- **STATED EXERCISE**
Convert the records below into a CSV with two columns headed description and locations, one row per record. Put each record's text and its answer each in a single quoted field, with line breaks replaced by spaces.

++++ EXTRACTED ENTRIES

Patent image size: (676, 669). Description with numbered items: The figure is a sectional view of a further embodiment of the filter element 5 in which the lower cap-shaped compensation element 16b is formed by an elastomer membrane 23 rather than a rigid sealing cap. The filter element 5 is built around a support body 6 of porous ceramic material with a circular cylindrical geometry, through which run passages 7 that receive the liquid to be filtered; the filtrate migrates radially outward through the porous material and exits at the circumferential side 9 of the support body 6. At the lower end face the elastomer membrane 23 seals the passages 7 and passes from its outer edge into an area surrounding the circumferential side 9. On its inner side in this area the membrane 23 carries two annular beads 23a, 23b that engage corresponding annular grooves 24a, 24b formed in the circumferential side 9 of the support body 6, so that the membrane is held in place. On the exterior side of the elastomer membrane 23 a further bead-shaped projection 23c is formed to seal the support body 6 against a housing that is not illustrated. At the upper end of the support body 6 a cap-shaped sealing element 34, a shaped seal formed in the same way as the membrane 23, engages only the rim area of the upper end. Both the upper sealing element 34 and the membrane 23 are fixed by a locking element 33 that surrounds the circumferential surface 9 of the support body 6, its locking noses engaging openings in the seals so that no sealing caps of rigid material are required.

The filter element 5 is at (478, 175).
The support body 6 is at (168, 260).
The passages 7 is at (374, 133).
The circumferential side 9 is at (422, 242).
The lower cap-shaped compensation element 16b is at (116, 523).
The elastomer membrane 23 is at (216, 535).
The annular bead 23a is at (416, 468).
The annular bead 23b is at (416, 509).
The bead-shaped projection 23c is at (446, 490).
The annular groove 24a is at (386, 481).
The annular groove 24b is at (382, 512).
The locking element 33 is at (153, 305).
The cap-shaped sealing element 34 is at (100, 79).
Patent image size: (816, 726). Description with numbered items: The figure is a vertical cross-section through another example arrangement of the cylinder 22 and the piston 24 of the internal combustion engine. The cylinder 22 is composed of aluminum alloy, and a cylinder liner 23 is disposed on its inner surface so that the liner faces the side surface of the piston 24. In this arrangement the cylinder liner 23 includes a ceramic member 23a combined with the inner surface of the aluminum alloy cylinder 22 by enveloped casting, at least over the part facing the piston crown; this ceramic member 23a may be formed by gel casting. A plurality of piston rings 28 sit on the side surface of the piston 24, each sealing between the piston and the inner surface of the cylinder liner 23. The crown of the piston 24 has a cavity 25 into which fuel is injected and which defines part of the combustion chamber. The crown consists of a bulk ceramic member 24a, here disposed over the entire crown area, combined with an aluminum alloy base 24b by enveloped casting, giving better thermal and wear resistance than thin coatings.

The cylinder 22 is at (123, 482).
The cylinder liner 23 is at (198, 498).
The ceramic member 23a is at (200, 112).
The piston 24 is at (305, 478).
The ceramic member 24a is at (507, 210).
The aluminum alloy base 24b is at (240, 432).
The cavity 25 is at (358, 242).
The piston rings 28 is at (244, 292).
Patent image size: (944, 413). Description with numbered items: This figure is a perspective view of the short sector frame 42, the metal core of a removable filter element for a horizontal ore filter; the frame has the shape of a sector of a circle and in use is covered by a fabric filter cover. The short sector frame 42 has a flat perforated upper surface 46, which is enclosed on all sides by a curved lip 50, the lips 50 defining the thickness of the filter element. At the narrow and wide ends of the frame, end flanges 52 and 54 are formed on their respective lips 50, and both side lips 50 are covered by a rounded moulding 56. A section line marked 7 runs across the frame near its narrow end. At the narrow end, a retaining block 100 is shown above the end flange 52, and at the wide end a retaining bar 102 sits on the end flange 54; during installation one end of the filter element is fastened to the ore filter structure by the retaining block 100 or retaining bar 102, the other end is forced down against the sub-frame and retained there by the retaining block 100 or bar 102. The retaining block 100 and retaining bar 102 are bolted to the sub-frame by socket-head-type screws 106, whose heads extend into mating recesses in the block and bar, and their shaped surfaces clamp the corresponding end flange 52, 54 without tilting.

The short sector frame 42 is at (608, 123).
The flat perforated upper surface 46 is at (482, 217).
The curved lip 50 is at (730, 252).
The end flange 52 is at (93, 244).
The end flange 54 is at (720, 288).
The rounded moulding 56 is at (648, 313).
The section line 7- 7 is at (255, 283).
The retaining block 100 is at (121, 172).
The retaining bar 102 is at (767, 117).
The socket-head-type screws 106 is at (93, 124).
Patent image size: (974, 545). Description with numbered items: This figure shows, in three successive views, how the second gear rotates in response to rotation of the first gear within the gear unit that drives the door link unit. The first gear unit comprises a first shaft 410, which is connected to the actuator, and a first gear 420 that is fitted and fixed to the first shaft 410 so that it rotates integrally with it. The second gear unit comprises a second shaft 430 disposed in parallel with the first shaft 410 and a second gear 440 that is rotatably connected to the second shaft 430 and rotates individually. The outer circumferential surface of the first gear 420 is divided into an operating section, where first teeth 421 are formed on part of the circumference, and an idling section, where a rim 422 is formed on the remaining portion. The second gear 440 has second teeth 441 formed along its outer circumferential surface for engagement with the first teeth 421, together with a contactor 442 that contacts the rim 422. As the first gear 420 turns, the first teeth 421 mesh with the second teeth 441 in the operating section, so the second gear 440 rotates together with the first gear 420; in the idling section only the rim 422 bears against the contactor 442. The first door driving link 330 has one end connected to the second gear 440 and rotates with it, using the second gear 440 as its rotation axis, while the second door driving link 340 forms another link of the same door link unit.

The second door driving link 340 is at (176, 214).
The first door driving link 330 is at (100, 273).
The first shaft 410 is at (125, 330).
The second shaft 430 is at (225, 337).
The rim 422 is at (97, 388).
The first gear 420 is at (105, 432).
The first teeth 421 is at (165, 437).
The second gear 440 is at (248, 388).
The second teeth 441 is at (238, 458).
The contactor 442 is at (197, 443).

++++++++

- **WRITTEN RESPONSE**
description,locations
"Patent image size: (676, 669). Description with numbered items: The figure is a sectional view of a further embodiment of the filter element 5 in which the lower cap-shaped compensation element 16b is formed by an elastomer membrane 23 rather than a rigid sealing cap. The filter element 5 is built around a support body 6 of porous ceramic material with a circular cylindrical geometry, through which run passages 7 that receive the liquid to be filtered; the filtrate migrates radially outward through the porous material and exits at the circumferential side 9 of the support body 6. At the lower end face the elastomer membrane 23 seals the passages 7 and passes from its outer edge into an area surrounding the circumferential side 9. On its inner side in this area the membrane 23 carries two annular beads 23a, 23b that engage corresponding annular grooves 24a, 24b formed in the circumferential side 9 of the support body 6, so that the membrane is held in place. On the exterior side of the elastomer membrane 23 a further bead-shaped projection 23c is formed to seal the support body 6 against a housing that is not illustrated. At the upper end of the support body 6 a cap-shaped sealing element 34, a shaped seal formed in the same way as the membrane 23, engages only the rim area of the upper end. Both the upper sealing element 34 and the membrane 23 are fixed by a locking element 33 that surrounds the circumferential surface 9 of the support body 6, its locking noses engaging openings in the seals so that no sealing caps of rigid material are required.","The filter element 5 is at (478, 175). The support body 6 is at (168, 260). The passages 7 is at (374, 133). The circumferential side 9 is at (422, 242). The lower cap-shaped compensation element 16b is at (116, 523). The elastomer membrane 23 is at (216, 535). The annular bead 23a is at (416, 468). The annular bead 23b is at (416, 509). The bead-shaped projection 23c is at (446, 490). The annular groove 24a is at (386, 481). The annular groove 24b is at (382, 512). The locking element 33 is at (153, 305). The cap-shaped sealing element 34 is at (100, 79)."
"Patent image size: (816, 726). Description with numbered items: The figure is a vertical cross-section through another example arrangement of the cylinder 22 and the piston 24 of the internal combustion engine. The cylinder 22 is composed of aluminum alloy, and a cylinder liner 23 is disposed on its inner surface so that the liner faces the side surface of the piston 24. In this arrangement the cylinder liner 23 includes a ceramic member 23a combined with the inner surface of the aluminum alloy cylinder 22 by enveloped casting, at least over the part facing the piston crown; this ceramic member 23a may be formed by gel casting. A plurality of piston rings 28 sit on the side surface of the piston 24, each sealing between the piston and the inner surface of the cylinder liner 23. The crown of the piston 24 has a cavity 25 into which fuel is injected and which defines part of the combustion chamber. The crown consists of a bulk ceramic member 24a, here disposed over the entire crown area, combined with an aluminum alloy base 24b by enveloped casting, giving better thermal and wear resistance than thin coatings.","The cylinder 22 is at (123, 482). The cylinder liner 23 is at (198, 498). The ceramic member 23a is at (200, 112). The piston 24 is at (305, 478). The ceramic member 24a is at (507, 210). The aluminum alloy base 24b is at (240, 432). The cavity 25 is at (358, 242). The piston rings 28 is at (244, 292)."
"Patent image size: (944, 413). Description with numbered items: This figure is a perspective view of the short sector frame 42, the metal core of a removable filter element for a horizontal ore filter; the frame has the shape of a sector of a circle and in use is covered by a fabric filter cover. The short sector frame 42 has a flat perforated upper surface 46, which is enclosed on all sides by a curved lip 50, the lips 50 defining the thickness of the filter element. At the narrow and wide ends of the frame, end flanges 52 and 54 are formed on their respective lips 50, and both side lips 50 are covered by a rounded moulding 56. A section line marked 7 runs across the frame near its narrow end. At the narrow end, a retaining block 100 is shown above the end flange 52, and at the wide end a retaining bar 102 sits on the end flange 54; during installation one end of the filter element is fastened to the ore filter structure by the retaining block 100 or retaining bar 102, the other end is forced down against the sub-frame and retained there by the retaining block 100 or bar 102. The retaining block 100 and retaining bar 102 are bolted to the sub-frame by socket-head-type screws 106, whose heads extend into mating recesses in the block and bar, and their shaped surfaces clamp the corresponding end flange 52, 54 without tilting.","The short sector frame 42 is at (608, 123). The flat perforated upper surface 46 is at (482, 217). The curved lip 50 is at (730, 252). The end flange 52 is at (93, 244). The end flange 54 is at (720, 288). The rounded moulding 56 is at (648, 313). The section line 7- 7 is at (255, 283). The retaining block 100 is at (121, 172). The retaining bar 102 is at (767, 117). The socket-head-type screws 106 is at (93, 124)."
"Patent image size: (974, 545). Description with numbered items: This figure shows, in three successive views, how the second gear rotates in response to rotation of the first gear within the gear unit that drives the door link unit. The first gear unit comprises a first shaft 410, which is connected to the actuator, and a first gear 420 that is fitted and fixed to the first shaft 410 so that it rotates integrally with it. The second gear unit comprises a second shaft 430 disposed in parallel with the first shaft 410 and a second gear 440 that is rotatably connected to the second shaft 430 and rotates individually. The outer circumferential surface of the first gear 420 is divided into an operating section, where first teeth 421 are formed on part of the circumference, and an idling section, where a rim 422 is formed on the remaining portion. The second gear 440 has second teeth 441 formed along its outer circumferential surface for engagement with the first teeth 421, together with a contactor 442 that contacts the rim 422. As the first gear 420 turns, the first teeth 421 mesh with the second teeth 441 in the operating section, so the second gear 440 rotates together with the first gear 420; in the idling section only the rim 422 bears against the contactor 442. The first door driving link 330 has one end connected to the second gear 440 and rotates with it, using the second gear 440 as its rotation axis, while the second door driving link 340 forms another link of the same door link unit.","The second door driving link 340 is at (176, 214). The first door driving link 330 is at (100, 273). The first shaft 410 is at (125, 330). The second shaft 430 is at (225, 337). The rim 422 is at (97, 388). The first gear 420 is at (105, 432). The first teeth 421 is at (165, 437). The second gear 440 is at (248, 388). The second teeth 441 is at (238, 458). The contactor 442 is at (197, 443)."